__GIVEN REQUEST__: Work out how many lines of the data hold the string "this", and reply with that number alone.

__PROVIDED INFORMATION__:
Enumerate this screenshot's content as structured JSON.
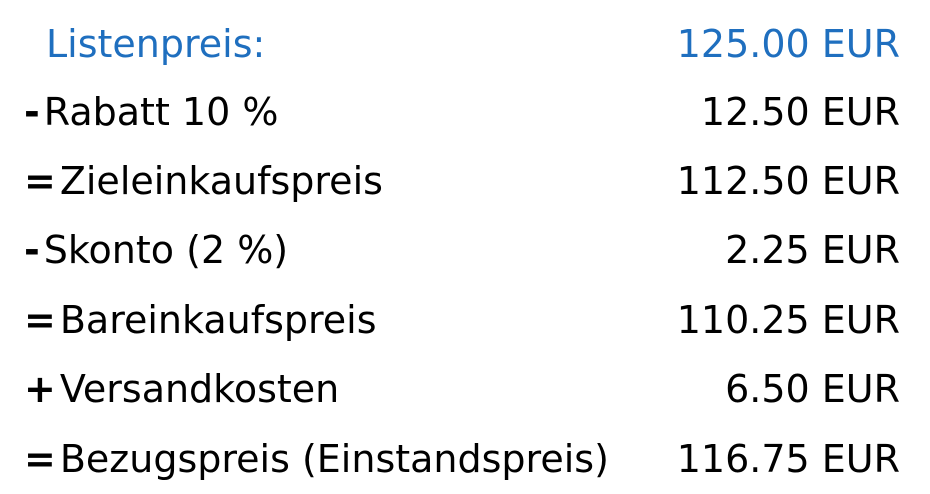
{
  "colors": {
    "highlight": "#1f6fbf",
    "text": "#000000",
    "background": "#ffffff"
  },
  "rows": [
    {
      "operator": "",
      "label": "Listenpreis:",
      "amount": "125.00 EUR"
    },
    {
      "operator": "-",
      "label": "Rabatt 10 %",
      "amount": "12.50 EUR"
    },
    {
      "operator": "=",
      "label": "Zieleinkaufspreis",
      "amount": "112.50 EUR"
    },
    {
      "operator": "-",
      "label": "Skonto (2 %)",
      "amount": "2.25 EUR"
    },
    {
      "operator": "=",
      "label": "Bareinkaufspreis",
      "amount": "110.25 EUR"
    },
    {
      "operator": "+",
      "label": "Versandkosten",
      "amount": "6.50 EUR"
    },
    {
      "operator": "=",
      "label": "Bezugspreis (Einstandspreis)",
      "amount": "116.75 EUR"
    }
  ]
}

---

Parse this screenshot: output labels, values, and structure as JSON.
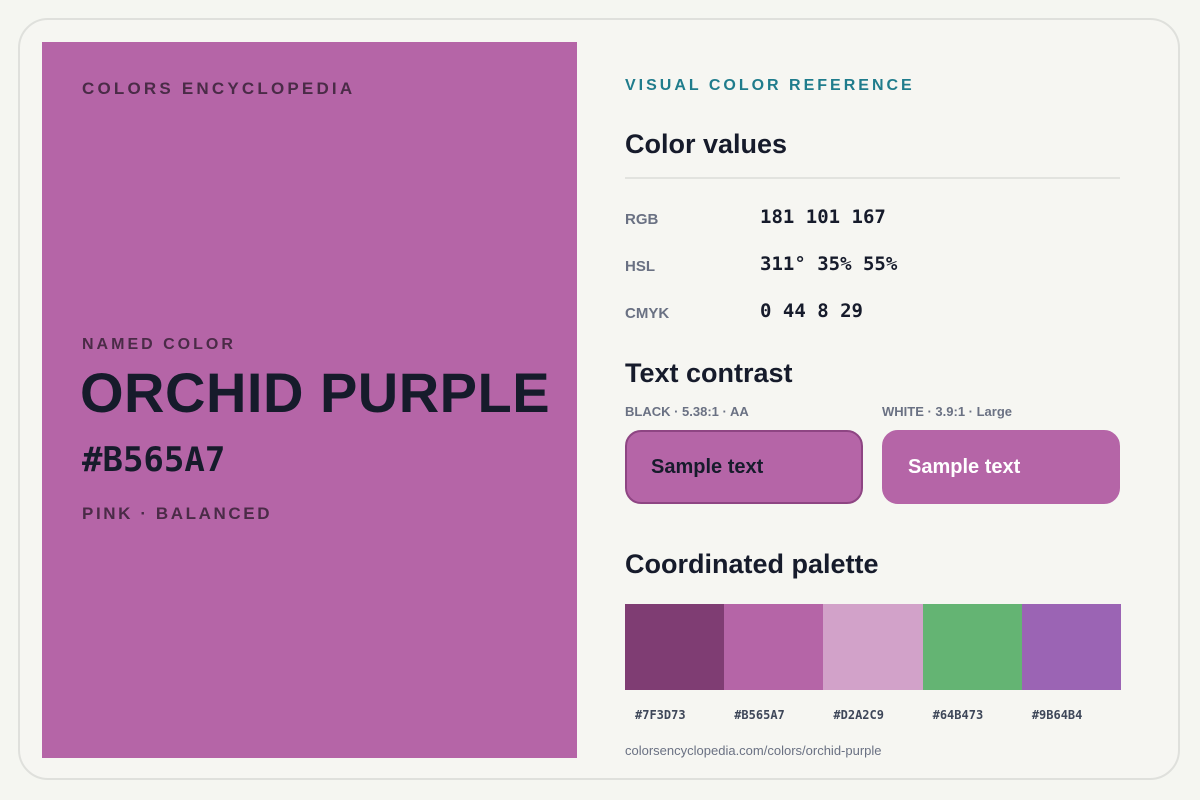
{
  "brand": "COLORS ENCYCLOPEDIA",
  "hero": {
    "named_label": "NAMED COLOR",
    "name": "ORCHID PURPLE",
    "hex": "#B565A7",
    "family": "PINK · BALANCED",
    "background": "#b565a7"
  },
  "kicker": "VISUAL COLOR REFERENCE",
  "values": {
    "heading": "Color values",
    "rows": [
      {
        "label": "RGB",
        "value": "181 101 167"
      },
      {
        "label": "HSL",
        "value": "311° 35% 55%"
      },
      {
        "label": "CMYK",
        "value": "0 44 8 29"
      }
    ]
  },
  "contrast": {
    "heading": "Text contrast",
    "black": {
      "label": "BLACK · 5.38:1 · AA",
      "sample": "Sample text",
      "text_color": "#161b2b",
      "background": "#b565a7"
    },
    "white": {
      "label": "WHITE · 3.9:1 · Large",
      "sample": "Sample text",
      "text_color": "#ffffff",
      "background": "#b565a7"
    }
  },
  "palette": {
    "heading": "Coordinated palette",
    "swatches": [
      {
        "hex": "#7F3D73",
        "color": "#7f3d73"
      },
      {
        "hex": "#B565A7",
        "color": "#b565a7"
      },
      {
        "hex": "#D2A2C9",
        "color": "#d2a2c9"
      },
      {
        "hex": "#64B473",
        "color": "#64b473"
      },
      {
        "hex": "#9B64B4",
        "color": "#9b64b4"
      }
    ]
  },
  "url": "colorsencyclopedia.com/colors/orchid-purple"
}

==

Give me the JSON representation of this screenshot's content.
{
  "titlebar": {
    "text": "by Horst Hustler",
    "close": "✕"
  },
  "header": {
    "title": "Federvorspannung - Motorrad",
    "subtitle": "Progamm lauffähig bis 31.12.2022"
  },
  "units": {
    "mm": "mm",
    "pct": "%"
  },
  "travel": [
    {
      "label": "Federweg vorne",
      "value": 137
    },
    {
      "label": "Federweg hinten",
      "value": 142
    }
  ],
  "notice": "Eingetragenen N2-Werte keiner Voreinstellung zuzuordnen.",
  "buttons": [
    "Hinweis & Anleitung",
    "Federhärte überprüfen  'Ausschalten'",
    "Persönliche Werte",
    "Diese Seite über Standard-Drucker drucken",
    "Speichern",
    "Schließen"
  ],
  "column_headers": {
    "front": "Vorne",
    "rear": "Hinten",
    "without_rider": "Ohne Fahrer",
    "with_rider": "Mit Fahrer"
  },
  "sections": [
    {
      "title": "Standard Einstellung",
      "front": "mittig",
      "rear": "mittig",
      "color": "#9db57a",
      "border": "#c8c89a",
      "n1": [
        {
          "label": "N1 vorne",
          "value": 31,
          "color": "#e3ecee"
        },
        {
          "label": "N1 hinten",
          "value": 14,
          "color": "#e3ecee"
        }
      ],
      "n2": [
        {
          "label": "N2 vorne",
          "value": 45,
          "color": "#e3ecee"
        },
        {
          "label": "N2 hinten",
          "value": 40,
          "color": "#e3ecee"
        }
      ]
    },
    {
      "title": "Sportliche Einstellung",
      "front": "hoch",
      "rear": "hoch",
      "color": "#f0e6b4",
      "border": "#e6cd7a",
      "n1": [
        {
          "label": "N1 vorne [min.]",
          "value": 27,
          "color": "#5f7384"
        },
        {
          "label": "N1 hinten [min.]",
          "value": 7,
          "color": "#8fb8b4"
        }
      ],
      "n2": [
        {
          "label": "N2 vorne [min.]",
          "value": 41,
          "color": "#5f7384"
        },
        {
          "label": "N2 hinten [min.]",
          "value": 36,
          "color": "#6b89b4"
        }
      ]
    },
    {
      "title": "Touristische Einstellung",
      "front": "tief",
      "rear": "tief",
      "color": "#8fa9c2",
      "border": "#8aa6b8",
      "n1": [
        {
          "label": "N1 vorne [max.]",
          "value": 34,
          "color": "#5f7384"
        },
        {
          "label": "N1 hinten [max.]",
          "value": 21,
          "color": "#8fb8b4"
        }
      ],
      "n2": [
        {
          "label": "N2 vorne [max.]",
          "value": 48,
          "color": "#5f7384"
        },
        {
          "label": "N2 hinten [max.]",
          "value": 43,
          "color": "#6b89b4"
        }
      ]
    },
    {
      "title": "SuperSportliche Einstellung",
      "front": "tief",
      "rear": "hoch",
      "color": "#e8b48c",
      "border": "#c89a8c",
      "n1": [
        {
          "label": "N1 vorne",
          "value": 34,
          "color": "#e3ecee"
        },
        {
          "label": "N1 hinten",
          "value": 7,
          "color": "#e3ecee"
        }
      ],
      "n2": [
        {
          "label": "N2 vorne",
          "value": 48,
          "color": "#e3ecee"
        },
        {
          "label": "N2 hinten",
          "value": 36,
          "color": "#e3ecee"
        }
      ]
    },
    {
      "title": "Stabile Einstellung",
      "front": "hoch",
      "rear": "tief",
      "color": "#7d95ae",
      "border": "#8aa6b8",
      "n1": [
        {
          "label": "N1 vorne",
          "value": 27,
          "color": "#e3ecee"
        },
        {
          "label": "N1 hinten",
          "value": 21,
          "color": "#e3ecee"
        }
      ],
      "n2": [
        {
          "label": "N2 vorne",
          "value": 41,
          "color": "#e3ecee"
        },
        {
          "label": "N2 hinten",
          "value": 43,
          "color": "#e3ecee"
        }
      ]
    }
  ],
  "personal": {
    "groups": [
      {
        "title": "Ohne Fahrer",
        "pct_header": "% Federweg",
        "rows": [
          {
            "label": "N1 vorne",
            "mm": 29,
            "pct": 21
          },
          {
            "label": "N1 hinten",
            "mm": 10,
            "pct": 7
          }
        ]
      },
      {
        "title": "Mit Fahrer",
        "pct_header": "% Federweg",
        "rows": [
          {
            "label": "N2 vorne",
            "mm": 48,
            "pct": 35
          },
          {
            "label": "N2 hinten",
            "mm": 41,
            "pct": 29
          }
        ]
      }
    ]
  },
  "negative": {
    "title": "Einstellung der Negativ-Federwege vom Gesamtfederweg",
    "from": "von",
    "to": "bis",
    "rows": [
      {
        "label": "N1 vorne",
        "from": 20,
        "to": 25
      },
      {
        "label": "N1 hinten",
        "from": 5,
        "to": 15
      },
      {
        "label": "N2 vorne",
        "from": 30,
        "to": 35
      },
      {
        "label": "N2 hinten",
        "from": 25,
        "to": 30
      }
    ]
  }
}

__TASK RESPONSE__: 3